◆ **Prompt**
Keep the pictures out and restate every record exactly.

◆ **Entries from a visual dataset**
━━━━━━━━━━━━━━━━━━━━

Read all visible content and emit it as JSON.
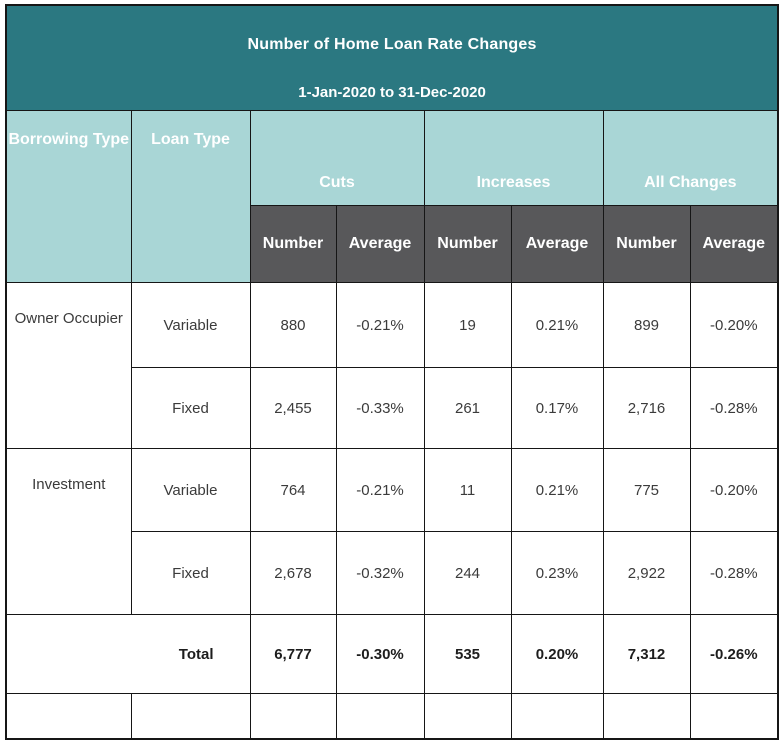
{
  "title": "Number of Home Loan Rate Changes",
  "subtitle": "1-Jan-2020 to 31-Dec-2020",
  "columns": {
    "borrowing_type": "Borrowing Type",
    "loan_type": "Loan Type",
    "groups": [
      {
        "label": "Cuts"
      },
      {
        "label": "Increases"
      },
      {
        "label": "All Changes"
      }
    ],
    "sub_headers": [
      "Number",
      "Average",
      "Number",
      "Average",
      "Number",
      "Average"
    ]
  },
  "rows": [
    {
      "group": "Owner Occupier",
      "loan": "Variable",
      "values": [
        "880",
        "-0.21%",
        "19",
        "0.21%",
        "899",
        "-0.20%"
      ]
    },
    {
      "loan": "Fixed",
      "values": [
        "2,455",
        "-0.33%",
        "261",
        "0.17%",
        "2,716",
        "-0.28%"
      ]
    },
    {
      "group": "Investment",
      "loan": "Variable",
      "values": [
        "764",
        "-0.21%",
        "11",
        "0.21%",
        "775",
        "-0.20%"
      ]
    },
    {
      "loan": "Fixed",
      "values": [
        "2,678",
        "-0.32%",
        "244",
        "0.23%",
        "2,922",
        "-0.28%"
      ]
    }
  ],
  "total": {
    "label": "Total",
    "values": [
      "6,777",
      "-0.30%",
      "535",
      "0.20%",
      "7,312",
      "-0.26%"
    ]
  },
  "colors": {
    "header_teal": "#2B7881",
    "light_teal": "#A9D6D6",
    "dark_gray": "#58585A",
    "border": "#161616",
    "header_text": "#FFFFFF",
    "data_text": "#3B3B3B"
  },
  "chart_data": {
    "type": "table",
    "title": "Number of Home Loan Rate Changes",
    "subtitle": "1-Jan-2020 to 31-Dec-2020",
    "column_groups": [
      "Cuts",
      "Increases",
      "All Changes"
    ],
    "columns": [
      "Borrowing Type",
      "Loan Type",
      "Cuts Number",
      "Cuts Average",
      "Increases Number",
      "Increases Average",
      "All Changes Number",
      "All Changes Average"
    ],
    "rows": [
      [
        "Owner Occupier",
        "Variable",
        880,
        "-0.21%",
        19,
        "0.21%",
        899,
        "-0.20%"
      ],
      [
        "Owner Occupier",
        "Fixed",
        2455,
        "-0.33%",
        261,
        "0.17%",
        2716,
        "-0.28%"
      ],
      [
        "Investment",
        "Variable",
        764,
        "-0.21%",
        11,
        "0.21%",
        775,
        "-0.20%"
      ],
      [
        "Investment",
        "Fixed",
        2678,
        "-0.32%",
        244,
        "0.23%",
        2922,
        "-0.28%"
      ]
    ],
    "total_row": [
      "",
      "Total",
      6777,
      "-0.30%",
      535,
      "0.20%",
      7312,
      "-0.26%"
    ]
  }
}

━━━━━━━━━━━━━━━━━━━━

◆ **Answer for this exercise**
Read all visible content and emit it as JSON.
{
  "title": "Number of Home Loan Rate Changes",
  "subtitle": "1-Jan-2020 to 31-Dec-2020",
  "columns": {
    "borrowing_type": "Borrowing Type",
    "loan_type": "Loan Type",
    "groups": [
      {
        "label": "Cuts"
      },
      {
        "label": "Increases"
      },
      {
        "label": "All Changes"
      }
    ],
    "sub_headers": [
      "Number",
      "Average",
      "Number",
      "Average",
      "Number",
      "Average"
    ]
  },
  "rows": [
    {
      "group": "Owner Occupier",
      "loan": "Variable",
      "values": [
        "880",
        "-0.21%",
        "19",
        "0.21%",
        "899",
        "-0.20%"
      ]
    },
    {
      "loan": "Fixed",
      "values": [
        "2,455",
        "-0.33%",
        "261",
        "0.17%",
        "2,716",
        "-0.28%"
      ]
    },
    {
      "group": "Investment",
      "loan": "Variable",
      "values": [
        "764",
        "-0.21%",
        "11",
        "0.21%",
        "775",
        "-0.20%"
      ]
    },
    {
      "loan": "Fixed",
      "values": [
        "2,678",
        "-0.32%",
        "244",
        "0.23%",
        "2,922",
        "-0.28%"
      ]
    }
  ],
  "total": {
    "label": "Total",
    "values": [
      "6,777",
      "-0.30%",
      "535",
      "0.20%",
      "7,312",
      "-0.26%"
    ]
  },
  "colors": {
    "header_teal": "#2B7881",
    "light_teal": "#A9D6D6",
    "dark_gray": "#58585A",
    "border": "#161616",
    "header_text": "#FFFFFF",
    "data_text": "#3B3B3B"
  },
  "chart_data": {
    "type": "table",
    "title": "Number of Home Loan Rate Changes",
    "subtitle": "1-Jan-2020 to 31-Dec-2020",
    "column_groups": [
      "Cuts",
      "Increases",
      "All Changes"
    ],
    "columns": [
      "Borrowing Type",
      "Loan Type",
      "Cuts Number",
      "Cuts Average",
      "Increases Number",
      "Increases Average",
      "All Changes Number",
      "All Changes Average"
    ],
    "rows": [
      [
        "Owner Occupier",
        "Variable",
        880,
        "-0.21%",
        19,
        "0.21%",
        899,
        "-0.20%"
      ],
      [
        "Owner Occupier",
        "Fixed",
        2455,
        "-0.33%",
        261,
        "0.17%",
        2716,
        "-0.28%"
      ],
      [
        "Investment",
        "Variable",
        764,
        "-0.21%",
        11,
        "0.21%",
        775,
        "-0.20%"
      ],
      [
        "Investment",
        "Fixed",
        2678,
        "-0.32%",
        244,
        "0.23%",
        2922,
        "-0.28%"
      ]
    ],
    "total_row": [
      "",
      "Total",
      6777,
      "-0.30%",
      535,
      "0.20%",
      7312,
      "-0.26%"
    ]
  }
}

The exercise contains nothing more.